▶ [Requirements]
Show, in full, each line of the data that contains "screenshot".

● ● ● ● ● ● ●

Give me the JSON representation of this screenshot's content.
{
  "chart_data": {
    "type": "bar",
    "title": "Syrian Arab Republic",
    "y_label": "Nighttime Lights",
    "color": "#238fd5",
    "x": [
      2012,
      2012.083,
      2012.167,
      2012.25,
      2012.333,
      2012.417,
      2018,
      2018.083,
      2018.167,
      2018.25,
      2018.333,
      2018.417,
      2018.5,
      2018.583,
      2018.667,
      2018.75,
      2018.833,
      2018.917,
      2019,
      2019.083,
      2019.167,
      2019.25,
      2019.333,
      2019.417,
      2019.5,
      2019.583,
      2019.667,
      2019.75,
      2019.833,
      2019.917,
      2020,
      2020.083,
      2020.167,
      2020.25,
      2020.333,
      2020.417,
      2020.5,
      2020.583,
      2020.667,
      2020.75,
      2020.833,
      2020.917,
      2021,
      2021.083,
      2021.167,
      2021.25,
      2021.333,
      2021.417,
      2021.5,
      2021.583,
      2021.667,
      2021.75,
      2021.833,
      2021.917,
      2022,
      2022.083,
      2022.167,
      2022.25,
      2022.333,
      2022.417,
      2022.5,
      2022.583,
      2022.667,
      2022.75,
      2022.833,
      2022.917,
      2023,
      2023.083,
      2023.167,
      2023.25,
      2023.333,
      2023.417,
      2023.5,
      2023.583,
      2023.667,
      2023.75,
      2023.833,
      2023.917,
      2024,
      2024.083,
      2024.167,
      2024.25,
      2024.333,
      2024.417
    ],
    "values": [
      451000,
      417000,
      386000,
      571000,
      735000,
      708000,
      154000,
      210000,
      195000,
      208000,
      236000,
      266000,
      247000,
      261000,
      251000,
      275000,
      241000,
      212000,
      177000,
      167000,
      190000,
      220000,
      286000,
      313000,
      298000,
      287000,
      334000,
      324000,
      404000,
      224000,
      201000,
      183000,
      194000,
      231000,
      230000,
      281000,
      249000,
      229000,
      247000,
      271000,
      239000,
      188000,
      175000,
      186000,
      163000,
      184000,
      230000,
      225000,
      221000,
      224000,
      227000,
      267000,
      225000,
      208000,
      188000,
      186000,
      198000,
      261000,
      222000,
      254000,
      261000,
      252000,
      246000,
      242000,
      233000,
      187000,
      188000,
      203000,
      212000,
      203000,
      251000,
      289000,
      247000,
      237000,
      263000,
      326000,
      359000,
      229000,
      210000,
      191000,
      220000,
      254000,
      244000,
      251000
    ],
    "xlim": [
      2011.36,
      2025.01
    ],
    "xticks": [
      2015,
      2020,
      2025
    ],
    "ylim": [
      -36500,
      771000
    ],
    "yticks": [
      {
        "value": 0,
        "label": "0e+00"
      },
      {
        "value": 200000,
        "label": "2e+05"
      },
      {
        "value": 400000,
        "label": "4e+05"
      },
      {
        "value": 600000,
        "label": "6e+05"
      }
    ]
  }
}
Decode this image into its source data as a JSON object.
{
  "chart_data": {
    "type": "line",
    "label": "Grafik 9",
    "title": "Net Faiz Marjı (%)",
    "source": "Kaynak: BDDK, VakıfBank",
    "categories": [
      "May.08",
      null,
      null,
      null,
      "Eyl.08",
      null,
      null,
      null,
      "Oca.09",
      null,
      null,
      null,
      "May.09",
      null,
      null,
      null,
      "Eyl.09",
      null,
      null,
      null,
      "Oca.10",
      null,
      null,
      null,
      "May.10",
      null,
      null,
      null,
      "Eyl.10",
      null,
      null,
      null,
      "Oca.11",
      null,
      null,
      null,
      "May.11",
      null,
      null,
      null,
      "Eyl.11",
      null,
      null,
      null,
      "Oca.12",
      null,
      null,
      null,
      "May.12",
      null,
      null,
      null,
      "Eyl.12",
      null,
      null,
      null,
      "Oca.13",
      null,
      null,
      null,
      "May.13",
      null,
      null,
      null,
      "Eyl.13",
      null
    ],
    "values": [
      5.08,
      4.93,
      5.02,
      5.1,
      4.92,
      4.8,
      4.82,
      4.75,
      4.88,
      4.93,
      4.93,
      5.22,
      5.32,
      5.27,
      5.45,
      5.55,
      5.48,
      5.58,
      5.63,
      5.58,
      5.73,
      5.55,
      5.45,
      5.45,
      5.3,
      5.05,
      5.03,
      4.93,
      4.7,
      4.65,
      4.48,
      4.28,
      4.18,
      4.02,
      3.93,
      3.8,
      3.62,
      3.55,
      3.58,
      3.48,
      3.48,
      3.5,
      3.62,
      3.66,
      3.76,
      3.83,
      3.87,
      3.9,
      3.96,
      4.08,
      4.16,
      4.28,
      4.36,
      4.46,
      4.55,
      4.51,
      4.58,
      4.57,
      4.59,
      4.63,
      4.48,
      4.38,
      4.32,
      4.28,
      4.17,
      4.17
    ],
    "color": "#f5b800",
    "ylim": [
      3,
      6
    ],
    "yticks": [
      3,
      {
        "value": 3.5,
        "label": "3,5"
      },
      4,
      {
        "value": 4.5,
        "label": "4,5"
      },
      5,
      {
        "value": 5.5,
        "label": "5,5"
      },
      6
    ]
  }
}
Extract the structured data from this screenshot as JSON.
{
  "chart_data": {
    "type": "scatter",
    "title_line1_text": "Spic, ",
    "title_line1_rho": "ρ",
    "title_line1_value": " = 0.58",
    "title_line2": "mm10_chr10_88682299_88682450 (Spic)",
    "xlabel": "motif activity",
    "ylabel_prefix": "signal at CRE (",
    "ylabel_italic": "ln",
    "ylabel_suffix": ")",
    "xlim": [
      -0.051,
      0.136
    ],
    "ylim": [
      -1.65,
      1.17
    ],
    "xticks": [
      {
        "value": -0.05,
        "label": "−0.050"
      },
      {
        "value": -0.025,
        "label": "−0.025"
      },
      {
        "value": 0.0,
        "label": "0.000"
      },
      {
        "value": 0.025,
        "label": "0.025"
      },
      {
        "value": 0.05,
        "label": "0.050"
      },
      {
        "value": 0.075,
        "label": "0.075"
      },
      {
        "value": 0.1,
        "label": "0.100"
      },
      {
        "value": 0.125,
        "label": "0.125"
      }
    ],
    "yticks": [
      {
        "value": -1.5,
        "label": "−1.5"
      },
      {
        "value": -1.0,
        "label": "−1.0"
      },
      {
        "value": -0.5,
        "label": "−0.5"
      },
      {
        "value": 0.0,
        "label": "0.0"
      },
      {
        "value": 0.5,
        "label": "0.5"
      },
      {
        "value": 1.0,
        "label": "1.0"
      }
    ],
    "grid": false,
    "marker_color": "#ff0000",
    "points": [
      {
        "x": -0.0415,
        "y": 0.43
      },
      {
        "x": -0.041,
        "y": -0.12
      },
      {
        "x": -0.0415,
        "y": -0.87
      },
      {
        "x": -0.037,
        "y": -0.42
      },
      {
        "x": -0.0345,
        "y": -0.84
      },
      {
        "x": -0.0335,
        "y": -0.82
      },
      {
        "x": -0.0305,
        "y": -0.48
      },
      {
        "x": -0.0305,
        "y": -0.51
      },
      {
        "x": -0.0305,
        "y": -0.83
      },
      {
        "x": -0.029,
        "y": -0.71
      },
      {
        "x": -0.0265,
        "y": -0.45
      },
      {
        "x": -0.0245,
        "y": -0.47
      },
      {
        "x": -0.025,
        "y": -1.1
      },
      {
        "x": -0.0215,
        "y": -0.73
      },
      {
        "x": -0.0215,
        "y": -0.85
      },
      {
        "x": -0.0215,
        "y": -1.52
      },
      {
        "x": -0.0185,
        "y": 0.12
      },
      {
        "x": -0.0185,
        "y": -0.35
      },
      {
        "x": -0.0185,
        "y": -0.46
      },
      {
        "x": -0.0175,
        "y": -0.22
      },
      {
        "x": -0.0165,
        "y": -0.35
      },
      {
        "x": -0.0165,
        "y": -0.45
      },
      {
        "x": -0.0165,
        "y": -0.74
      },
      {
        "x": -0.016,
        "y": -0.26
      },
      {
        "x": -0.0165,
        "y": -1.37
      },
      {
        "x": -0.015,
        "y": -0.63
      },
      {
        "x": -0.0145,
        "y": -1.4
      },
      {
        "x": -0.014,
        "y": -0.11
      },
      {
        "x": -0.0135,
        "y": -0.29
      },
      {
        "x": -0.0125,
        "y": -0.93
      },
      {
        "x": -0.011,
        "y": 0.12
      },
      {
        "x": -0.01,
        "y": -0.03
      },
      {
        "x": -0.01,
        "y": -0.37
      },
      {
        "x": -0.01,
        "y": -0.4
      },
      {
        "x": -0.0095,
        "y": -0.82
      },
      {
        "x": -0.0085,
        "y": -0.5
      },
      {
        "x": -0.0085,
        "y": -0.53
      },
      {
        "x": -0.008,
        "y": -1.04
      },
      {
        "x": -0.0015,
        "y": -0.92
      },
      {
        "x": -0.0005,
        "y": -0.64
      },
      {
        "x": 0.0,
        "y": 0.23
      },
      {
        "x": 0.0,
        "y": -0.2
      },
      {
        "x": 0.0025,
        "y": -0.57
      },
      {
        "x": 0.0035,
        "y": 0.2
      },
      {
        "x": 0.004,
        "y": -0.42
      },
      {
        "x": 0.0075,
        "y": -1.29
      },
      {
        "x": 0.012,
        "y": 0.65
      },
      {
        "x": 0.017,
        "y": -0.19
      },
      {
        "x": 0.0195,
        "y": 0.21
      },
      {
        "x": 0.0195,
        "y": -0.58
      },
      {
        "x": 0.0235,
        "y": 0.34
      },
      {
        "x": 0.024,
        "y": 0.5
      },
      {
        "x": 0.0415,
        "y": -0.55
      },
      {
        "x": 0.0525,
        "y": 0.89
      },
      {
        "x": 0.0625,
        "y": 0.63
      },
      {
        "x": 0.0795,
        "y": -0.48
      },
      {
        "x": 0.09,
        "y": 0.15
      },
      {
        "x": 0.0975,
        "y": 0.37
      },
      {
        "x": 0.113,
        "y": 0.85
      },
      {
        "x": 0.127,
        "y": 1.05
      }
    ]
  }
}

● ● ● ● ● ● ●

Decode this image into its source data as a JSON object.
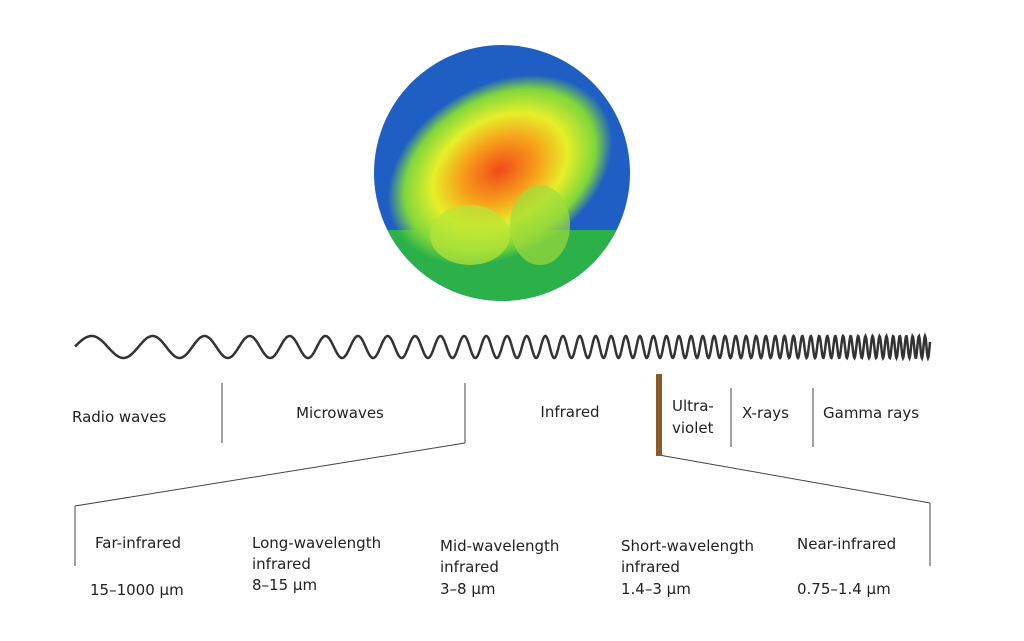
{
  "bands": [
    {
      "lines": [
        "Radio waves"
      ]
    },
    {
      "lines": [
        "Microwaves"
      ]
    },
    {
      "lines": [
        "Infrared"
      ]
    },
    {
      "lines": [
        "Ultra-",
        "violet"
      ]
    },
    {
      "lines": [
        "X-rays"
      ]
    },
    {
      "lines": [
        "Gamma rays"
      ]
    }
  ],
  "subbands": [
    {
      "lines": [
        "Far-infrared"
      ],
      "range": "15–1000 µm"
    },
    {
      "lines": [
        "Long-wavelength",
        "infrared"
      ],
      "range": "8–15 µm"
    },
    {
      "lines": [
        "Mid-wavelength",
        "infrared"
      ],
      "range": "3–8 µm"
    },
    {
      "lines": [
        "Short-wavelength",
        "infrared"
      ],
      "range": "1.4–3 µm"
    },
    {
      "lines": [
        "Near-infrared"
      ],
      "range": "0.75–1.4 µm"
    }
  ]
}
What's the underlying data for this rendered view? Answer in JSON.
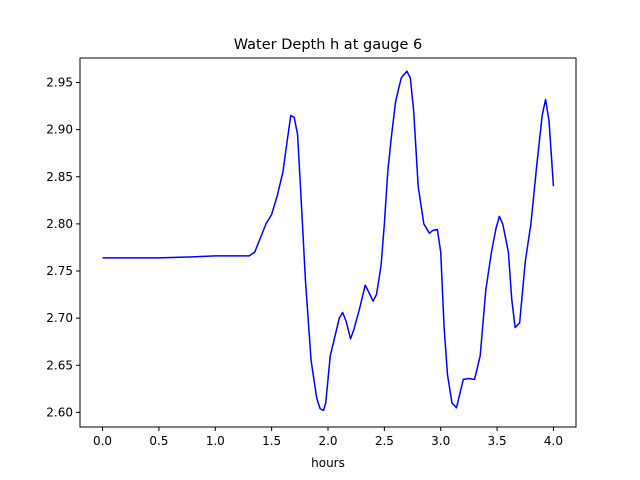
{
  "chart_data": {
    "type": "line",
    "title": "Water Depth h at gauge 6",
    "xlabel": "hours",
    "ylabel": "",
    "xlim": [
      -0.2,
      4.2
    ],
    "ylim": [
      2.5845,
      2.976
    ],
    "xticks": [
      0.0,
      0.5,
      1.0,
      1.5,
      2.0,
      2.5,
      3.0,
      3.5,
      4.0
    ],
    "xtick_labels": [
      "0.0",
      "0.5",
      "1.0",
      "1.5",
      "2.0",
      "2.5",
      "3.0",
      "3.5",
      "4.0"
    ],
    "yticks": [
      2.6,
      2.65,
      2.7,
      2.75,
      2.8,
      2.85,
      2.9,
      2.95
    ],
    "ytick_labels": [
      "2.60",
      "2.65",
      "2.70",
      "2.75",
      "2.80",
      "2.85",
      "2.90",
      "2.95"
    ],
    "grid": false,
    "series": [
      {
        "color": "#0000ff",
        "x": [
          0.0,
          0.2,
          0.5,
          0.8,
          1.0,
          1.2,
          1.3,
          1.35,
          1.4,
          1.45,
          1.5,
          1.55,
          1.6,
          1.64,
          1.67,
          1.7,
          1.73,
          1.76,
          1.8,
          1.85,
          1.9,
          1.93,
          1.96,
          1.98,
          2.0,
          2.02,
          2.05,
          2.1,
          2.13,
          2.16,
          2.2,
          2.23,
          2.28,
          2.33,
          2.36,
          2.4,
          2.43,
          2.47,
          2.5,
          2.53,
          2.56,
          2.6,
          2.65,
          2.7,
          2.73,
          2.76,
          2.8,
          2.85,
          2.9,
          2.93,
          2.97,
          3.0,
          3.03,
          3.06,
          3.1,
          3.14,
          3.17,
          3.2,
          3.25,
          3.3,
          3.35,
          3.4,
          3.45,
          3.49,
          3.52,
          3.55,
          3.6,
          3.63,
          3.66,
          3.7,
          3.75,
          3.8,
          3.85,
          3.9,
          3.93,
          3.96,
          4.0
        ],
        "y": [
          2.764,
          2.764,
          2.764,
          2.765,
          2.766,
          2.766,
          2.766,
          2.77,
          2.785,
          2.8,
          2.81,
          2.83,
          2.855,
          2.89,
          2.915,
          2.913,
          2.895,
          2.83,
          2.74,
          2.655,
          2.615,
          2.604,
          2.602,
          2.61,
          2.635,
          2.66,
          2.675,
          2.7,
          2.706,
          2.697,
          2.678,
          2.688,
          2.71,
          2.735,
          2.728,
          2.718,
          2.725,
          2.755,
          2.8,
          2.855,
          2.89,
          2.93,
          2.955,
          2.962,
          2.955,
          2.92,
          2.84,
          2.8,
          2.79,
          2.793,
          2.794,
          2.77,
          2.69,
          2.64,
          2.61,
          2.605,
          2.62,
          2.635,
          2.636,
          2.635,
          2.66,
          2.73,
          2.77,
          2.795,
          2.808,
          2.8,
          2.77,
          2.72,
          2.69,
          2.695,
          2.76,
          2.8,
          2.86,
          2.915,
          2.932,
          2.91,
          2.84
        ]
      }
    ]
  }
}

● ● ● ● ● ● ●

▶ [Answer in full]
Give me the JSON representation of this screenshot's content.
Extract the structured data from this screenshot as JSON.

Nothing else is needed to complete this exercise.